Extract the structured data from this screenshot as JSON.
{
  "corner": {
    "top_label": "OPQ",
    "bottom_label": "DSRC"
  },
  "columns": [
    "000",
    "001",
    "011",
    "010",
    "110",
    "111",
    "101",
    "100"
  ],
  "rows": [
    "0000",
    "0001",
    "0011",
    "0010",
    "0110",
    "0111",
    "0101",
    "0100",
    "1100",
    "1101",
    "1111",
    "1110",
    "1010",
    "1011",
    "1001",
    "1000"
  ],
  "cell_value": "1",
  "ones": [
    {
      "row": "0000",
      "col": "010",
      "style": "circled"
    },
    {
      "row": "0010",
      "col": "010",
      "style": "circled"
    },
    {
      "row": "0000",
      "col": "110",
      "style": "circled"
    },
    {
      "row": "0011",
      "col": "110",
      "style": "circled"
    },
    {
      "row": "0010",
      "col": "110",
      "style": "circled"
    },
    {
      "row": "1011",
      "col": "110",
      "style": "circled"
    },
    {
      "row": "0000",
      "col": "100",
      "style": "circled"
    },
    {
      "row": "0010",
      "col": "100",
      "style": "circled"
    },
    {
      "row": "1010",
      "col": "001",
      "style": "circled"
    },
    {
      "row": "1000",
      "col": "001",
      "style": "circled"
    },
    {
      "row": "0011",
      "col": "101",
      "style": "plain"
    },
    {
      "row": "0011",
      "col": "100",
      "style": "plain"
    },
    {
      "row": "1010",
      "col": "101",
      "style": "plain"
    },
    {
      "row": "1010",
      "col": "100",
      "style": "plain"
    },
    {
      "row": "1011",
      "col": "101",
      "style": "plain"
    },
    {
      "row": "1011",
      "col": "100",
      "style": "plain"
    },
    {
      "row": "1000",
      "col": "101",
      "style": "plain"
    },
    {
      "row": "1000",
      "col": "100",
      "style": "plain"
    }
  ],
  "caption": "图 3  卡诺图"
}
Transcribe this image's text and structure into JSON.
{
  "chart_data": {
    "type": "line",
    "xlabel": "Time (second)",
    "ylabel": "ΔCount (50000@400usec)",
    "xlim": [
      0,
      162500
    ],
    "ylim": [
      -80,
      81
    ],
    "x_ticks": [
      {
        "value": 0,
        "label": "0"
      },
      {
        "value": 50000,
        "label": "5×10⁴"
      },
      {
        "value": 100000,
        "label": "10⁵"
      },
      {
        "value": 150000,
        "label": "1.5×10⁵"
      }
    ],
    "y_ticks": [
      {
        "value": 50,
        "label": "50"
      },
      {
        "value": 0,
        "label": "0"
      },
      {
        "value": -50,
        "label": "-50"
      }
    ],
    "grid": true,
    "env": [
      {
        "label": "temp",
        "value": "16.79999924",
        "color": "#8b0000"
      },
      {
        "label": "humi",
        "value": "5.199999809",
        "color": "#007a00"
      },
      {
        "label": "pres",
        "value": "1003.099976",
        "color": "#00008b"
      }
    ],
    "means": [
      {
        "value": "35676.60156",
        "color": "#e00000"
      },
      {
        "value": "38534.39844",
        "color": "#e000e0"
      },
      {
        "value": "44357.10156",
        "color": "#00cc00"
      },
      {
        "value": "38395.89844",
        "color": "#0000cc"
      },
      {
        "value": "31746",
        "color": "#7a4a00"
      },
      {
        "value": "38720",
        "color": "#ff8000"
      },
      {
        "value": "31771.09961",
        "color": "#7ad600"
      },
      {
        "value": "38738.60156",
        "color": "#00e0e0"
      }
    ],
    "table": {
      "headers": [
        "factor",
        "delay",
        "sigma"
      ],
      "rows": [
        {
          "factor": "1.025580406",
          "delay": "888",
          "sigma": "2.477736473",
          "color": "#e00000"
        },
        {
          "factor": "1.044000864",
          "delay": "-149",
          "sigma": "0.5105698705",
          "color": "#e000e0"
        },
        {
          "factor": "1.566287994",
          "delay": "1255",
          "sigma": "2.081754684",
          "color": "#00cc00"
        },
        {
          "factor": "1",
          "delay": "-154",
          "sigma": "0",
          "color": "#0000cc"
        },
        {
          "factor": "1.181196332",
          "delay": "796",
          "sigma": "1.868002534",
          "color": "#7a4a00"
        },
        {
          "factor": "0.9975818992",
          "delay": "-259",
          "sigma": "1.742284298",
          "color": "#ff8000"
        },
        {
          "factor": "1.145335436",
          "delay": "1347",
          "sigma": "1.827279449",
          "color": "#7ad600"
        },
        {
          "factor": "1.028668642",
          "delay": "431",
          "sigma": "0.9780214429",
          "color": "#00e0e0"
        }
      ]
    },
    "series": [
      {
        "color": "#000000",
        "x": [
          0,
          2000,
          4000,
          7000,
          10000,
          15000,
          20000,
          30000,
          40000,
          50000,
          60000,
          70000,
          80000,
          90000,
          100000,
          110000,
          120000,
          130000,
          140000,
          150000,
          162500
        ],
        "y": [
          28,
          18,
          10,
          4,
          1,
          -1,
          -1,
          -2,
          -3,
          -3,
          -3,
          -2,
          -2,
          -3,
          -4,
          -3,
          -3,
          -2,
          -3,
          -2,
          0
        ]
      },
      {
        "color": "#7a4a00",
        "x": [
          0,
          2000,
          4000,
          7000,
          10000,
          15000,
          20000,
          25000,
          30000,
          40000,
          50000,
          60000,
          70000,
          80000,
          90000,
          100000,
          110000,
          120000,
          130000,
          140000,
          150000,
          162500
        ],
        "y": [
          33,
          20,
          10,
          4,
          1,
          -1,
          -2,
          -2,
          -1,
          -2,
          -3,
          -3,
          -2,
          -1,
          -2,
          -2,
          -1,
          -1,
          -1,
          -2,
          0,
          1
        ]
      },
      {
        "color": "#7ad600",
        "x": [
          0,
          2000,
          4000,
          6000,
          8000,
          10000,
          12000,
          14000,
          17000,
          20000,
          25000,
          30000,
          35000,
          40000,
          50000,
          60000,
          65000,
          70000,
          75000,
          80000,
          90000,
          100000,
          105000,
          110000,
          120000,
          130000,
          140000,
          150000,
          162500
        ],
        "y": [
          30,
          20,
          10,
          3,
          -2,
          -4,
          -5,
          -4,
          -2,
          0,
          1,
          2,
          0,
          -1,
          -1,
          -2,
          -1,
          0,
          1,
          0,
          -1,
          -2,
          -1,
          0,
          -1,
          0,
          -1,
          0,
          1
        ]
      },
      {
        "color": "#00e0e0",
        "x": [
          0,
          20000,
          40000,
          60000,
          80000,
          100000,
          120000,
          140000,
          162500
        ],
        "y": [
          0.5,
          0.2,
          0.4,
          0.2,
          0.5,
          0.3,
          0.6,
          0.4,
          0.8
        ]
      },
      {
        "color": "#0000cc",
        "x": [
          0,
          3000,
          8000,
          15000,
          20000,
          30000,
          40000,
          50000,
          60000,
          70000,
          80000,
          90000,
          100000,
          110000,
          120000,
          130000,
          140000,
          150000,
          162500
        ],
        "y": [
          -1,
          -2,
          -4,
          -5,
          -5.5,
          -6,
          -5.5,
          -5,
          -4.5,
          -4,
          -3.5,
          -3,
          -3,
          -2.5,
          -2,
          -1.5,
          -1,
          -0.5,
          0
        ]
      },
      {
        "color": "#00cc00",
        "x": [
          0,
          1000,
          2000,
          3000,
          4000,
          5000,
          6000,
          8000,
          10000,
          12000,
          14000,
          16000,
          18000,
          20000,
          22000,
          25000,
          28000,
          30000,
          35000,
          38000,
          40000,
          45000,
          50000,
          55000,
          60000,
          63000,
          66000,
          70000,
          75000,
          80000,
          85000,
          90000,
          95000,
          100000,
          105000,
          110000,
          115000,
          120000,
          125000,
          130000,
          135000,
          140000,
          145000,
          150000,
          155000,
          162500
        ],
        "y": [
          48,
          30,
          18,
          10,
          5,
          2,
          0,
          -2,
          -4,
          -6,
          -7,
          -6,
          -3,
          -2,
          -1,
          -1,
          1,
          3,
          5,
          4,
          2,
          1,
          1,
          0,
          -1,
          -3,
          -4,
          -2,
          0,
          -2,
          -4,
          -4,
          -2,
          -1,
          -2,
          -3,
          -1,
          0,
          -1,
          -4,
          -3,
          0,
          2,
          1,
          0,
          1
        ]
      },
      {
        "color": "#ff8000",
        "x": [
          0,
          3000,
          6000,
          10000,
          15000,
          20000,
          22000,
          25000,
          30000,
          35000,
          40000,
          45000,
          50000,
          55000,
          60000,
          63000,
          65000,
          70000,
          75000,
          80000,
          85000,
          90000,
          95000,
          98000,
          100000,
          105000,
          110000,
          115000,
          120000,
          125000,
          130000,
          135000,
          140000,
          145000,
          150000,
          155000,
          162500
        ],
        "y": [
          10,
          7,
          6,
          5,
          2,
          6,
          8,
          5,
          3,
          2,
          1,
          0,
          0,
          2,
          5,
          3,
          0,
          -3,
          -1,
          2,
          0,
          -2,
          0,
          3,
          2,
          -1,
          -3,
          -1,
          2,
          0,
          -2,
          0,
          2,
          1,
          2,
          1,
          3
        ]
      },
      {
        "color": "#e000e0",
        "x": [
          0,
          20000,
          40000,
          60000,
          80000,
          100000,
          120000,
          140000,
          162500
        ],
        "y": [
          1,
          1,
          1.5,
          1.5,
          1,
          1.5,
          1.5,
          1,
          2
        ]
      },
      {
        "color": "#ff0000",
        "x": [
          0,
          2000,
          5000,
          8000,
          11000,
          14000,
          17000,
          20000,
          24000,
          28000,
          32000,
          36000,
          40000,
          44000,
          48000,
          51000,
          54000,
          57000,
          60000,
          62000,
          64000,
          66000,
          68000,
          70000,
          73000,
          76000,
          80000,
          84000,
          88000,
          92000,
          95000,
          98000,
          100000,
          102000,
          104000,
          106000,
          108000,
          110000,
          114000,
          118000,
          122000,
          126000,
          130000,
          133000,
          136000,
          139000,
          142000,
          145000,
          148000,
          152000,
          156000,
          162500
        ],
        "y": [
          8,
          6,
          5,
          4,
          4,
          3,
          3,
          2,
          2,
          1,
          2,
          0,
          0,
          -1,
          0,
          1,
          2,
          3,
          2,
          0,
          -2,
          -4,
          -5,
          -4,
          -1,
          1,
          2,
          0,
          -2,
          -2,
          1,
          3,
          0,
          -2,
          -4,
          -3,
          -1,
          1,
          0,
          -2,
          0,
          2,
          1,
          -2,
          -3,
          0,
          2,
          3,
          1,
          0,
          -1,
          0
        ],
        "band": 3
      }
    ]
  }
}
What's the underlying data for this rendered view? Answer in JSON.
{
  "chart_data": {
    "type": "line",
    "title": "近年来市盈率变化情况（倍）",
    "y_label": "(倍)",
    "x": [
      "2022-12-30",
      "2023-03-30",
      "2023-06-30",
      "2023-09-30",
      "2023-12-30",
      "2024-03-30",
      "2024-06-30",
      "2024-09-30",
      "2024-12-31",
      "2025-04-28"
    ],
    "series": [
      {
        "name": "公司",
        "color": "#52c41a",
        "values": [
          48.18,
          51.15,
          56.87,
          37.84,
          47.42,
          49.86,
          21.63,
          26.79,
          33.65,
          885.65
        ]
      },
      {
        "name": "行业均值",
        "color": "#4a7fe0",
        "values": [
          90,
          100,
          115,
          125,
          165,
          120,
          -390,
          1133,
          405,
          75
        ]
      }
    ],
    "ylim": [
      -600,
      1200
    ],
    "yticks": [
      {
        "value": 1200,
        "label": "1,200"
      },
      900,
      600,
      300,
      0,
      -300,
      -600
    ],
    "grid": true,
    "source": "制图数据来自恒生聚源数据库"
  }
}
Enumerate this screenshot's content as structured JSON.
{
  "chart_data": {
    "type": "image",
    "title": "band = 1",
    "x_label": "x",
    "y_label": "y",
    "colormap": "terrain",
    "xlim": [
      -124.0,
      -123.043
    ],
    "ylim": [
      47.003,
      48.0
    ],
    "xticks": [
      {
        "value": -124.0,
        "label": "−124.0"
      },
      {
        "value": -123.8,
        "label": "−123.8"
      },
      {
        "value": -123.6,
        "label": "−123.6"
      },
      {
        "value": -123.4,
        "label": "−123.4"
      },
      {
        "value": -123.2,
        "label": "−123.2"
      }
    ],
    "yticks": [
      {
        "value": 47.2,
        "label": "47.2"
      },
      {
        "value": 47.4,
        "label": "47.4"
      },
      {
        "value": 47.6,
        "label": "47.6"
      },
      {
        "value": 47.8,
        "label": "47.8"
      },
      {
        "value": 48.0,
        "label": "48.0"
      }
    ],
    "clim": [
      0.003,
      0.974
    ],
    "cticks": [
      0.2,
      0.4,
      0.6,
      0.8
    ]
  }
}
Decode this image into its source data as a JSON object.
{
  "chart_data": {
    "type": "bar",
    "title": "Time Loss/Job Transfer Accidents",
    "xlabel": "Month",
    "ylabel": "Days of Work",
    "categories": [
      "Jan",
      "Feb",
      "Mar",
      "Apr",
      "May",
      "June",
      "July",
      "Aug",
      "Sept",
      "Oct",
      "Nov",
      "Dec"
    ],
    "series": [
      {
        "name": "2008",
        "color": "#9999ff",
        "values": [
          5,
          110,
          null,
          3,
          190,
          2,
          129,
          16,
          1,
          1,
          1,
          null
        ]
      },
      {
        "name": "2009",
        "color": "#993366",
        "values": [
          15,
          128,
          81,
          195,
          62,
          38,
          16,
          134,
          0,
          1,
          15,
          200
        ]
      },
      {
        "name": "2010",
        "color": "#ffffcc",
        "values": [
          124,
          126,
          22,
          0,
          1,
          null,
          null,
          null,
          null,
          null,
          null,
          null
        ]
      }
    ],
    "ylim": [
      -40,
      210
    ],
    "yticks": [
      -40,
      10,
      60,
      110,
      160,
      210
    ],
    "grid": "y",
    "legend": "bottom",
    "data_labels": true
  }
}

→ EXERCISE BRIEF
Search the records above for "JSON". Copy each line where it is found.

→ RESPONSE TO THE TASK
Extract the structured data from this screenshot as JSON.
Transcribe this image's text and structure into JSON.
What's the underlying data for this rendered view? Answer in JSON.
Enumerate this screenshot's content as structured JSON.
Decode this image into its source data as a JSON object.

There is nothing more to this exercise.